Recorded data
________

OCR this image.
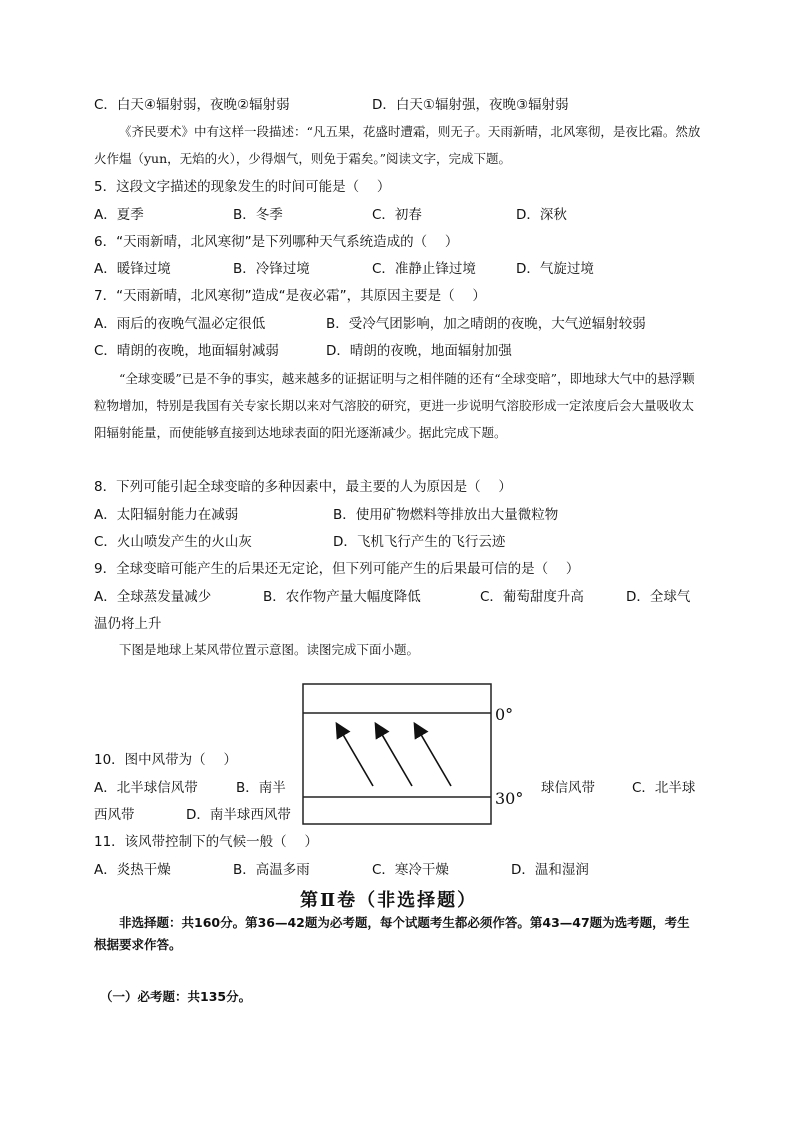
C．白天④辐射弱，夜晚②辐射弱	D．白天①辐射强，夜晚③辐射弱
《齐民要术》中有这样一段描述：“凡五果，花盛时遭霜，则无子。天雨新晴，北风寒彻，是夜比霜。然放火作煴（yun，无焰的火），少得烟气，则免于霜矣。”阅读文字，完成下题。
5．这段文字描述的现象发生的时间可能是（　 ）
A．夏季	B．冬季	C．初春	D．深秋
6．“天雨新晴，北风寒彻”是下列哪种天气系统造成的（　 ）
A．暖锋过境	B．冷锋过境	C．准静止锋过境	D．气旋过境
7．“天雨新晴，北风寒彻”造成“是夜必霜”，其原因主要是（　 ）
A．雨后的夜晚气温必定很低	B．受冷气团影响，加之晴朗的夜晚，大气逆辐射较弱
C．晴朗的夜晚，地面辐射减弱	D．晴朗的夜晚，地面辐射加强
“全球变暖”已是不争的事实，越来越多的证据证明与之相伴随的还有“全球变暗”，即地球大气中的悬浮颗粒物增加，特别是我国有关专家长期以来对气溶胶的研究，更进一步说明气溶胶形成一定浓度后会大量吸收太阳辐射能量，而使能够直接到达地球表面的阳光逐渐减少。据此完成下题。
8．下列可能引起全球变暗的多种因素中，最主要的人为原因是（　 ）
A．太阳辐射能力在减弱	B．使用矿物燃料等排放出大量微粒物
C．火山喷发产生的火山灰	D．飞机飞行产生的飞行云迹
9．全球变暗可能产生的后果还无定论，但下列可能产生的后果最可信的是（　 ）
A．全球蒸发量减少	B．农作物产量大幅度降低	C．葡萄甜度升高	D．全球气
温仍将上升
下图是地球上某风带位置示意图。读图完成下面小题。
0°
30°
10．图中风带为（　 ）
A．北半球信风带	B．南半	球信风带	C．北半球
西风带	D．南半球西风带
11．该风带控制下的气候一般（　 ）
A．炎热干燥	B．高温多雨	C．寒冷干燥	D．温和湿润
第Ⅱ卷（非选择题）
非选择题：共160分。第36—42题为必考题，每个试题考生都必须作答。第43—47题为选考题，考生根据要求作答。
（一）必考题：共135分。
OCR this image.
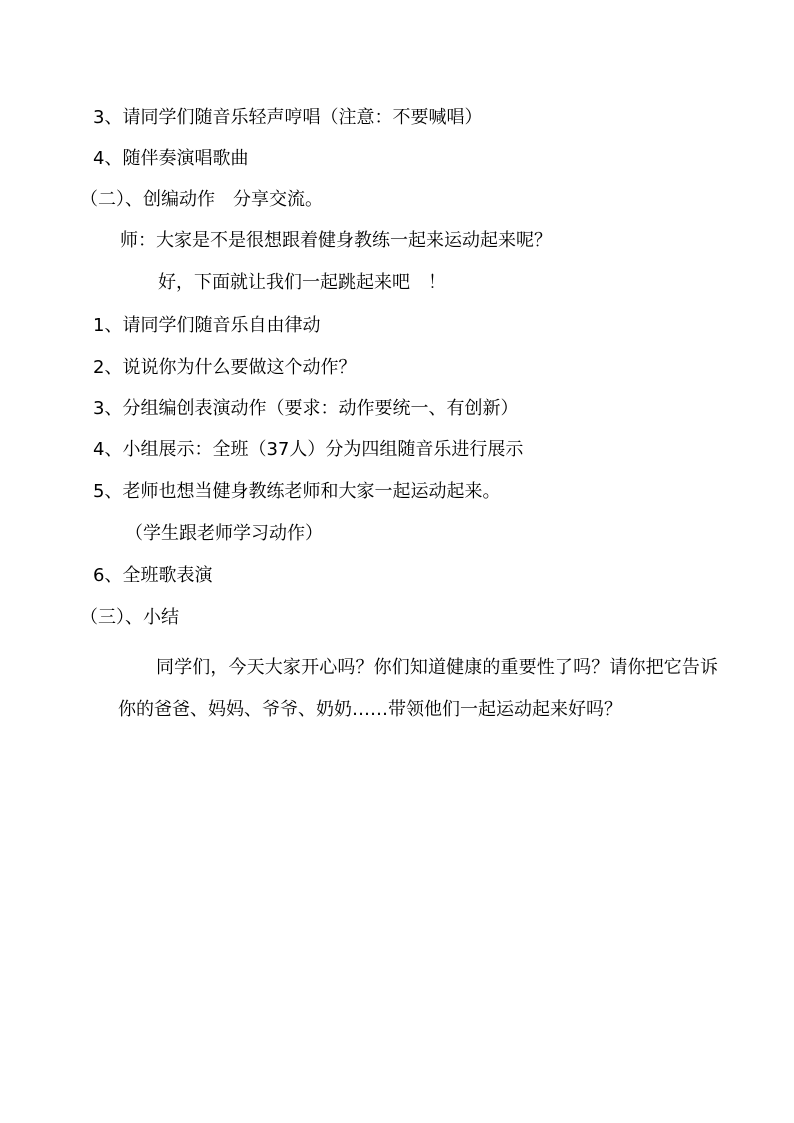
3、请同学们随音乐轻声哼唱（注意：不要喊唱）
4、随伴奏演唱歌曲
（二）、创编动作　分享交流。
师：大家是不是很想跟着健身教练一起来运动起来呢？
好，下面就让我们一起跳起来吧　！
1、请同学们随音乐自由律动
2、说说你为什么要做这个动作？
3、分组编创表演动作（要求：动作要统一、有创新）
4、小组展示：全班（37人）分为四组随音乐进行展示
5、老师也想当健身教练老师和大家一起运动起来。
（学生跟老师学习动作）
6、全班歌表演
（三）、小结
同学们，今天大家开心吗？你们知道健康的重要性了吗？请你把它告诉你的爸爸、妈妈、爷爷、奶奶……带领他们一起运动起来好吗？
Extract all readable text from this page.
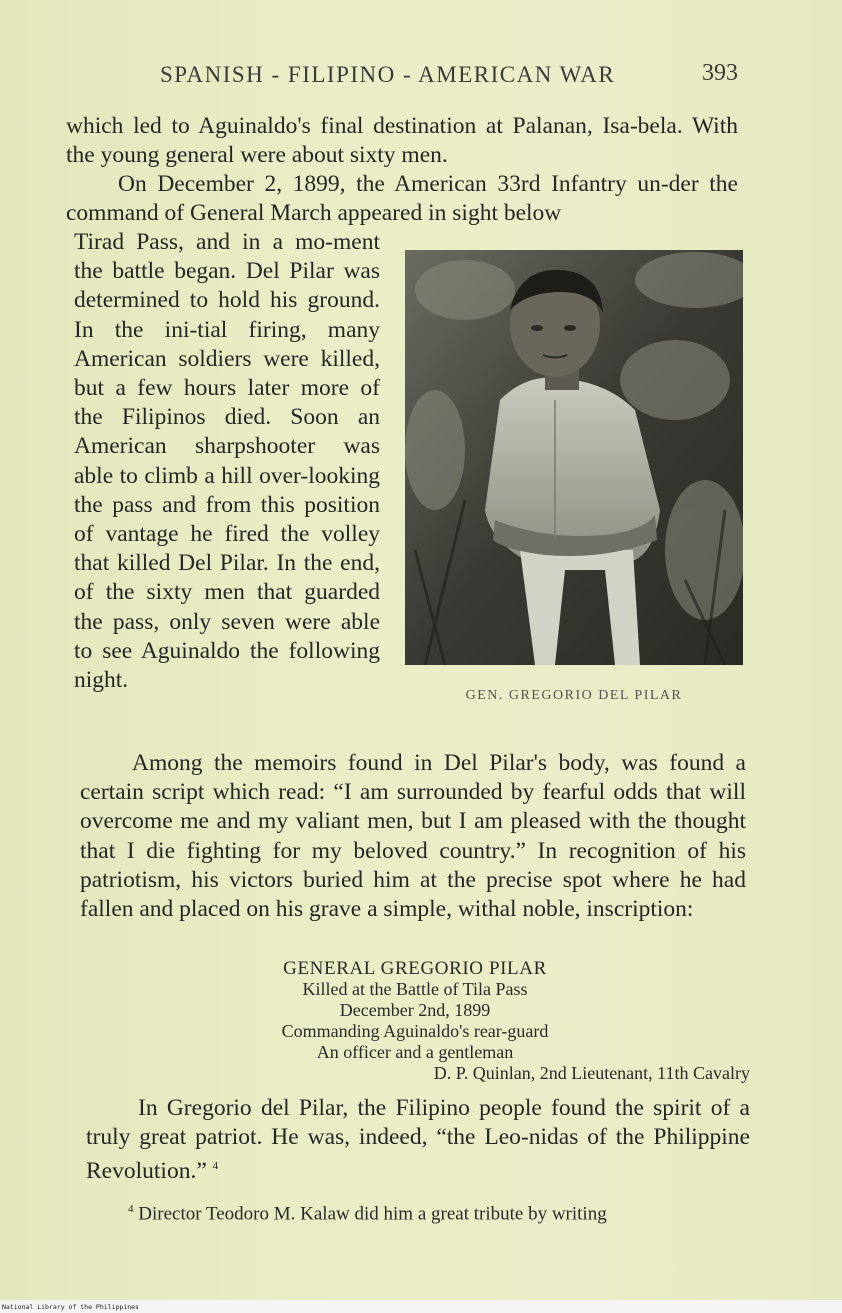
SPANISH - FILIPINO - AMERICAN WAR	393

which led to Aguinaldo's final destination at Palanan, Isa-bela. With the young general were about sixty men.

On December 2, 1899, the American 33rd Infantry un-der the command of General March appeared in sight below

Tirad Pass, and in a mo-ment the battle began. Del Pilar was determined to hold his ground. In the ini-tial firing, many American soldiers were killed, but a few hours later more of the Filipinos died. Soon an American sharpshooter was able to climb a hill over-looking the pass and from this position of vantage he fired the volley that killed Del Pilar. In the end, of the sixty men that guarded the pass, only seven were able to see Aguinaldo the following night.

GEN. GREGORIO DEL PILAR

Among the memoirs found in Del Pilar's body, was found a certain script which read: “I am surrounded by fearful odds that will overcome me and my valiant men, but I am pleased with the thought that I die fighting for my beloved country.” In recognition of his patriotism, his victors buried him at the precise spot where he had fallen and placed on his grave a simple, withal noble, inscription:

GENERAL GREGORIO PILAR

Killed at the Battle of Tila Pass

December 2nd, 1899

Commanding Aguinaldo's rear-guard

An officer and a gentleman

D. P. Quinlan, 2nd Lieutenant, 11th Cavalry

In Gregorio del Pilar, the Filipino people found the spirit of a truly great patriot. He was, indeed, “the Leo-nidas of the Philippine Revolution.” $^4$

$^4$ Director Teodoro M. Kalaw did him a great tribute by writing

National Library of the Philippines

________

» **THE TASK**:
Each record must be quoted in full and exactly. Do not include the pictures.

» **FINISHED TASK**:
OCR this image.
C．白天④辐射弱，夜晚②辐射弱	D．白天①辐射强，夜晚③辐射弱
《齐民要术》中有这样一段描述：“凡五果，花盛时遭霜，则无子。天雨新晴，北风寒彻，是夜比霜。然放火作煴（yun，无焰的火），少得烟气，则免于霜矣。”阅读文字，完成下题。
5．这段文字描述的现象发生的时间可能是（　 ）
A．夏季	B．冬季	C．初春	D．深秋
6．“天雨新晴，北风寒彻”是下列哪种天气系统造成的（　 ）
A．暖锋过境	B．冷锋过境	C．准静止锋过境	D．气旋过境
7．“天雨新晴，北风寒彻”造成“是夜必霜”，其原因主要是（　 ）
A．雨后的夜晚气温必定很低	B．受冷气团影响，加之晴朗的夜晚，大气逆辐射较弱
C．晴朗的夜晚，地面辐射减弱	D．晴朗的夜晚，地面辐射加强
“全球变暖”已是不争的事实，越来越多的证据证明与之相伴随的还有“全球变暗”，即地球大气中的悬浮颗粒物增加，特别是我国有关专家长期以来对气溶胶的研究，更进一步说明气溶胶形成一定浓度后会大量吸收太阳辐射能量，而使能够直接到达地球表面的阳光逐渐减少。据此完成下题。
8．下列可能引起全球变暗的多种因素中，最主要的人为原因是（　 ）
A．太阳辐射能力在减弱	B．使用矿物燃料等排放出大量微粒物
C．火山喷发产生的火山灰	D．飞机飞行产生的飞行云迹
9．全球变暗可能产生的后果还无定论，但下列可能产生的后果最可信的是（　 ）
A．全球蒸发量减少	B．农作物产量大幅度降低	C．葡萄甜度升高	D．全球气
温仍将上升
下图是地球上某风带位置示意图。读图完成下面小题。
0°
30°
10．图中风带为（　 ）
A．北半球信风带	B．南半	球信风带	C．北半球
西风带	D．南半球西风带
11．该风带控制下的气候一般（　 ）
A．炎热干燥	B．高温多雨	C．寒冷干燥	D．温和湿润
第Ⅱ卷（非选择题）
非选择题：共160分。第36—42题为必考题，每个试题考生都必须作答。第43—47题为选考题，考生根据要求作答。
（一）必考题：共135分。
OCR this image.
3、请同学们随音乐轻声哼唱（注意：不要喊唱）
4、随伴奏演唱歌曲
（二）、创编动作　分享交流。
师：大家是不是很想跟着健身教练一起来运动起来呢？
好，下面就让我们一起跳起来吧　！
1、请同学们随音乐自由律动
2、说说你为什么要做这个动作？
3、分组编创表演动作（要求：动作要统一、有创新）
4、小组展示：全班（37人）分为四组随音乐进行展示
5、老师也想当健身教练老师和大家一起运动起来。
（学生跟老师学习动作）
6、全班歌表演
（三）、小结
同学们，今天大家开心吗？你们知道健康的重要性了吗？请你把它告诉你的爸爸、妈妈、爷爷、奶奶……带领他们一起运动起来好吗？
Extract all readable text from this page.
SPANISH - FILIPINO - AMERICAN WAR	393

which led to Aguinaldo's final destination at Palanan, Isa-bela. With the young general were about sixty men.

On December 2, 1899, the American 33rd Infantry un-der the command of General March appeared in sight below

Tirad Pass, and in a mo-ment the battle began. Del Pilar was determined to hold his ground. In the ini-tial firing, many American soldiers were killed, but a few hours later more of the Filipinos died. Soon an American sharpshooter was able to climb a hill over-looking the pass and from this position of vantage he fired the volley that killed Del Pilar. In the end, of the sixty men that guarded the pass, only seven were able to see Aguinaldo the following night.

GEN. GREGORIO DEL PILAR

Among the memoirs found in Del Pilar's body, was found a certain script which read: “I am surrounded by fearful odds that will overcome me and my valiant men, but I am pleased with the thought that I die fighting for my beloved country.” In recognition of his patriotism, his victors buried him at the precise spot where he had fallen and placed on his grave a simple, withal noble, inscription:

GENERAL GREGORIO PILAR

Killed at the Battle of Tila Pass

December 2nd, 1899

Commanding Aguinaldo's rear-guard

An officer and a gentleman

D. P. Quinlan, 2nd Lieutenant, 11th Cavalry

In Gregorio del Pilar, the Filipino people found the spirit of a truly great patriot. He was, indeed, “the Leo-nidas of the Philippine Revolution.” $^4$

$^4$ Director Teodoro M. Kalaw did him a great tribute by writing

National Library of the Philippines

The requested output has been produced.